Task objective:
Find the word "ylabel" in the material below and gather every line that contains it.

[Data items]
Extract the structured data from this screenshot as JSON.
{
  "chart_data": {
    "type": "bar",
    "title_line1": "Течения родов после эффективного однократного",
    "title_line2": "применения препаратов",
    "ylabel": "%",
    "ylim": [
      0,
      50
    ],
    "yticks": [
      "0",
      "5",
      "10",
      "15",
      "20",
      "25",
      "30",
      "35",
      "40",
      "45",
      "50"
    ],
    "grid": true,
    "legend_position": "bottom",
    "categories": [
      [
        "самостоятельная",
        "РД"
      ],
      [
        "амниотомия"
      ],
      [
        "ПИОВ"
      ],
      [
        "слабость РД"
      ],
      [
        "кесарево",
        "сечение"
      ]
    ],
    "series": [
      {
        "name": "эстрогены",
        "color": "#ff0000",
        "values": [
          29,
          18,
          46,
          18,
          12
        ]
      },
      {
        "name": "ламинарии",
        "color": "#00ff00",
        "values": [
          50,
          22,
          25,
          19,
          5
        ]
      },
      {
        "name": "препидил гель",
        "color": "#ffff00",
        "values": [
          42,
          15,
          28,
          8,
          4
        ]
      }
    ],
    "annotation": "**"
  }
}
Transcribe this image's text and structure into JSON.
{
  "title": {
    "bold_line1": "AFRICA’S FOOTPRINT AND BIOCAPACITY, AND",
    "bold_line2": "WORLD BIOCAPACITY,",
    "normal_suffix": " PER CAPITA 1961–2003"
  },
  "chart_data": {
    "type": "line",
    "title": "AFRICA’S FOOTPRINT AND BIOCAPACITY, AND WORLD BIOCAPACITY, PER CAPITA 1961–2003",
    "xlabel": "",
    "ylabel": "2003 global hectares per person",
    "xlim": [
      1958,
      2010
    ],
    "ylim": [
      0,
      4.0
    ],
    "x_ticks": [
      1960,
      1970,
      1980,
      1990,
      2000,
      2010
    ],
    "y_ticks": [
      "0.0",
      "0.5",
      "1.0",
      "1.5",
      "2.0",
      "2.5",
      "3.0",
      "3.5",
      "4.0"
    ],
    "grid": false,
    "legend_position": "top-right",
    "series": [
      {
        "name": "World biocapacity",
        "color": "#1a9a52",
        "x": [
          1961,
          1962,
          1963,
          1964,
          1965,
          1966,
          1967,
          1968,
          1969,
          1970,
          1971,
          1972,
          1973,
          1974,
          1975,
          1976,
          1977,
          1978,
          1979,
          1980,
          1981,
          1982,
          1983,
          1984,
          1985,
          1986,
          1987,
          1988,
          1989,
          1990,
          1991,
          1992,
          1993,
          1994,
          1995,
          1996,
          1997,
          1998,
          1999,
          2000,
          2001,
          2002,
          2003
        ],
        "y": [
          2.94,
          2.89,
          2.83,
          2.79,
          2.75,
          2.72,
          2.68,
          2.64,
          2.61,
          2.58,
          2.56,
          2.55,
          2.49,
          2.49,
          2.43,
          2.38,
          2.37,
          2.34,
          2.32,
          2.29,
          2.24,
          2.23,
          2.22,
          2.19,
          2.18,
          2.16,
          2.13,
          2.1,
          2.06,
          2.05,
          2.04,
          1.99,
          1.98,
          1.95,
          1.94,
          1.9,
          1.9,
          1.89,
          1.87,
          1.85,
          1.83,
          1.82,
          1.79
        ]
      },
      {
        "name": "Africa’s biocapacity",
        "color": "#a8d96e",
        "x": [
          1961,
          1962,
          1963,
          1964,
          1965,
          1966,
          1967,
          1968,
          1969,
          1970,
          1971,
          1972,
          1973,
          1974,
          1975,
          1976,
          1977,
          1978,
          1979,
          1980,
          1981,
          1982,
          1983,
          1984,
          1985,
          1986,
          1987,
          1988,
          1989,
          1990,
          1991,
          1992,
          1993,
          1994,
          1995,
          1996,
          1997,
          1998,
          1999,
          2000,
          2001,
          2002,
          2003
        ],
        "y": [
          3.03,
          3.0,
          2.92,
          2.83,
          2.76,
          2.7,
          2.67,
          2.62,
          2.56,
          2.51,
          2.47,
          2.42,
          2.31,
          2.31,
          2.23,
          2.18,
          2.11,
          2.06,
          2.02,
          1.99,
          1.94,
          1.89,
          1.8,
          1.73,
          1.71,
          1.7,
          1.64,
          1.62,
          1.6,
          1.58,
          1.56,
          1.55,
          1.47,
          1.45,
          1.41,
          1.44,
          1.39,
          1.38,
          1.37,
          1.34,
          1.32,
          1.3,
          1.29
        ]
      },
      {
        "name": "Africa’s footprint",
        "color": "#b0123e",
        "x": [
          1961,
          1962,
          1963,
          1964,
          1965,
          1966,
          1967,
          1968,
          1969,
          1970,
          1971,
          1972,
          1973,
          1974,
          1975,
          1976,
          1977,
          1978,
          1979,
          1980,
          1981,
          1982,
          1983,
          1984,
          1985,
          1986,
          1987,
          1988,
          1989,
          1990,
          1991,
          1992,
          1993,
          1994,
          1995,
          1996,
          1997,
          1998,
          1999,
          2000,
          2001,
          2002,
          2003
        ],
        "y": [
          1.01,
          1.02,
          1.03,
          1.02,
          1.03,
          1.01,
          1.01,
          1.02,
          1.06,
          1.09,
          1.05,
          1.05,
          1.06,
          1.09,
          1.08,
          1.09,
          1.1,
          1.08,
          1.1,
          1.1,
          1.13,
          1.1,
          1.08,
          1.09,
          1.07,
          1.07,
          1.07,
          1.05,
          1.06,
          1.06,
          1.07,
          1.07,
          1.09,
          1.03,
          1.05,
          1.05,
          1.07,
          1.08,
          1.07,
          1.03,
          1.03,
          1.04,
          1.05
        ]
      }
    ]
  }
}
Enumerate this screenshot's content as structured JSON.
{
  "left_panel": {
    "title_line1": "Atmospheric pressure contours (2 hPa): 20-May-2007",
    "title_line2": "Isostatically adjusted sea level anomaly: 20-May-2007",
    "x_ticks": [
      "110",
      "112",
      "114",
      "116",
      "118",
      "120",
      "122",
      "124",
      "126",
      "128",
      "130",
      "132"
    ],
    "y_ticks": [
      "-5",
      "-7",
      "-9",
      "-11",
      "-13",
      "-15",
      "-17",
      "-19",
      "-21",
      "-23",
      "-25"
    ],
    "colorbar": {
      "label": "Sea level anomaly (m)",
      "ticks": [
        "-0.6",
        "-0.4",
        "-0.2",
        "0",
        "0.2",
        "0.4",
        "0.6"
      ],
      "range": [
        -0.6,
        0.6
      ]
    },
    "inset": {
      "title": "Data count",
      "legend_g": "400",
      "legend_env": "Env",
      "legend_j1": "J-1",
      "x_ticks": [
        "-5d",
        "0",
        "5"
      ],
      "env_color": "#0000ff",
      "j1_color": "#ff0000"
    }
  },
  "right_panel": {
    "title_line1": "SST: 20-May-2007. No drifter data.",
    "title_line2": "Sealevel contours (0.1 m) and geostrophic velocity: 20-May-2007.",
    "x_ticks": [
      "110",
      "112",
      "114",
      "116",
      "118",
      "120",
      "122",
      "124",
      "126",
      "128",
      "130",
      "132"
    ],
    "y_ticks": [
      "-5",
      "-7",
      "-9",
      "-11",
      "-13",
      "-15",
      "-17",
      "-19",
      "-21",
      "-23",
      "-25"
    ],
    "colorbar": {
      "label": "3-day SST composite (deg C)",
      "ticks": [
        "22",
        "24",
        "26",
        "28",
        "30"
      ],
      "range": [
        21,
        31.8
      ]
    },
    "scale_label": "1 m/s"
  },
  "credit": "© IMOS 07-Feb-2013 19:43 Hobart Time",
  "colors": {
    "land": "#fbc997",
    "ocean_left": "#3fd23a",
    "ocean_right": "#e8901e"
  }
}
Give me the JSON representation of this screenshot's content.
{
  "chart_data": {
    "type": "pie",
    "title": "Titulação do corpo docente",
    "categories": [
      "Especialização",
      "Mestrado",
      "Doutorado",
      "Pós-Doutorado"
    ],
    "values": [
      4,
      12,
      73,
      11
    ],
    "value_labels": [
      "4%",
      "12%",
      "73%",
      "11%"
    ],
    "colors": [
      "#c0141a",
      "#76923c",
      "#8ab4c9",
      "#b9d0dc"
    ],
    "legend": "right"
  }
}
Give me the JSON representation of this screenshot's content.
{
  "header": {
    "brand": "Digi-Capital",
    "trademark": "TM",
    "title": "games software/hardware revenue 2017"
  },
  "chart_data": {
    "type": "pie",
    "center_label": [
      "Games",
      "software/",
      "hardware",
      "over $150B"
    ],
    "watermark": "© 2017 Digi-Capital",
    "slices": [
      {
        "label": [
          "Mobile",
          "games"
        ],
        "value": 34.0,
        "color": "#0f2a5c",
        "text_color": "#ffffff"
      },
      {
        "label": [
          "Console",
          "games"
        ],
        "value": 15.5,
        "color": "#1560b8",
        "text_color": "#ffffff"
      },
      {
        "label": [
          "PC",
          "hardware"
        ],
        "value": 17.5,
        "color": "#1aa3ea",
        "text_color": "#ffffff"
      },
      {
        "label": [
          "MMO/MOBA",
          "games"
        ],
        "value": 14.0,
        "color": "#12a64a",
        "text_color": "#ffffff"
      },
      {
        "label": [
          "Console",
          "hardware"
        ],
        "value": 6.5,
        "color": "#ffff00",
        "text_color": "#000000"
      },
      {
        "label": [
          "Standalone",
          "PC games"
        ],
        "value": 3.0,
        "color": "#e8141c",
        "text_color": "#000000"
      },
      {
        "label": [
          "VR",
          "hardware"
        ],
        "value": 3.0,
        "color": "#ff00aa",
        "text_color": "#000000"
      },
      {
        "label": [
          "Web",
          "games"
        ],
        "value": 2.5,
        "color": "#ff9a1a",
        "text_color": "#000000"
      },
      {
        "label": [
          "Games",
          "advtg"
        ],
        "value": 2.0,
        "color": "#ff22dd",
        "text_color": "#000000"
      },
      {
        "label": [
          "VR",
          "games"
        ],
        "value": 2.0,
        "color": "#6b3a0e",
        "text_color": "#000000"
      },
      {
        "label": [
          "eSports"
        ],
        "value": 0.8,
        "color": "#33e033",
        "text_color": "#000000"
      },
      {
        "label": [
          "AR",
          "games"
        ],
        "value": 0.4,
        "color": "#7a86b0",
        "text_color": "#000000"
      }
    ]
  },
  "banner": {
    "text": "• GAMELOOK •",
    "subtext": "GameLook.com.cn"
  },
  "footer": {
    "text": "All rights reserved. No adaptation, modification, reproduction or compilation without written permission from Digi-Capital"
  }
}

Answer to the task:
    "ylabel": "%",
    "ylabel": "2003 global hectares per person",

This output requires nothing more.